_DATASET EXTRACT_
————————

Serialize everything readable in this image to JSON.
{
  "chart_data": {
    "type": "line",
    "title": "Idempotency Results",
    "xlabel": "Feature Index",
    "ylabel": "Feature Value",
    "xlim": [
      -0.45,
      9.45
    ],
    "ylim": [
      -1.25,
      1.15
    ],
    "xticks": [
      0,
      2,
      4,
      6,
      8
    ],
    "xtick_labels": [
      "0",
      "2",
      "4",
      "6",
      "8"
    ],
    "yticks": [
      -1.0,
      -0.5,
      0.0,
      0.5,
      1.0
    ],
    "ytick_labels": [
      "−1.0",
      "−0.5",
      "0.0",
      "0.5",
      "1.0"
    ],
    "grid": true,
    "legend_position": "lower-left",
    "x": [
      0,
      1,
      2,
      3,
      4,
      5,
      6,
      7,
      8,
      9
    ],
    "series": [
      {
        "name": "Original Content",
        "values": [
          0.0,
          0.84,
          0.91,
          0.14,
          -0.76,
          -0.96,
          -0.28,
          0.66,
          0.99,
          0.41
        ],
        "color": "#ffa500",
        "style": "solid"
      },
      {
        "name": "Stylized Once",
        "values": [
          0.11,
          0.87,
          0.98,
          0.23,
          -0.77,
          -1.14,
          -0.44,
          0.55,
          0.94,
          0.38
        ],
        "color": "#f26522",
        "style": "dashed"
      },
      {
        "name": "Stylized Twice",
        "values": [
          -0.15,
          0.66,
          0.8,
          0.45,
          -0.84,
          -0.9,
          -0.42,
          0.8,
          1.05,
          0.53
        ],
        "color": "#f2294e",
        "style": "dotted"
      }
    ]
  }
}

————————

_TASK REQUIREMENTS_
Recopy all the lines exactly as they appear.

_TASK OUTPUT_
Serialize everything readable in this image to JSON.
{
  "chart_data": {
    "type": "line",
    "title": "Idempotency Results",
    "xlabel": "Feature Index",
    "ylabel": "Feature Value",
    "xlim": [
      -0.45,
      9.45
    ],
    "ylim": [
      -1.25,
      1.15
    ],
    "xticks": [
      0,
      2,
      4,
      6,
      8
    ],
    "xtick_labels": [
      "0",
      "2",
      "4",
      "6",
      "8"
    ],
    "yticks": [
      -1.0,
      -0.5,
      0.0,
      0.5,
      1.0
    ],
    "ytick_labels": [
      "−1.0",
      "−0.5",
      "0.0",
      "0.5",
      "1.0"
    ],
    "grid": true,
    "legend_position": "lower-left",
    "x": [
      0,
      1,
      2,
      3,
      4,
      5,
      6,
      7,
      8,
      9
    ],
    "series": [
      {
        "name": "Original Content",
        "values": [
          0.0,
          0.84,
          0.91,
          0.14,
          -0.76,
          -0.96,
          -0.28,
          0.66,
          0.99,
          0.41
        ],
        "color": "#ffa500",
        "style": "solid"
      },
      {
        "name": "Stylized Once",
        "values": [
          0.11,
          0.87,
          0.98,
          0.23,
          -0.77,
          -1.14,
          -0.44,
          0.55,
          0.94,
          0.38
        ],
        "color": "#f26522",
        "style": "dashed"
      },
      {
        "name": "Stylized Twice",
        "values": [
          -0.15,
          0.66,
          0.8,
          0.45,
          -0.84,
          -0.9,
          -0.42,
          0.8,
          1.05,
          0.53
        ],
        "color": "#f2294e",
        "style": "dotted"
      }
    ]
  }
}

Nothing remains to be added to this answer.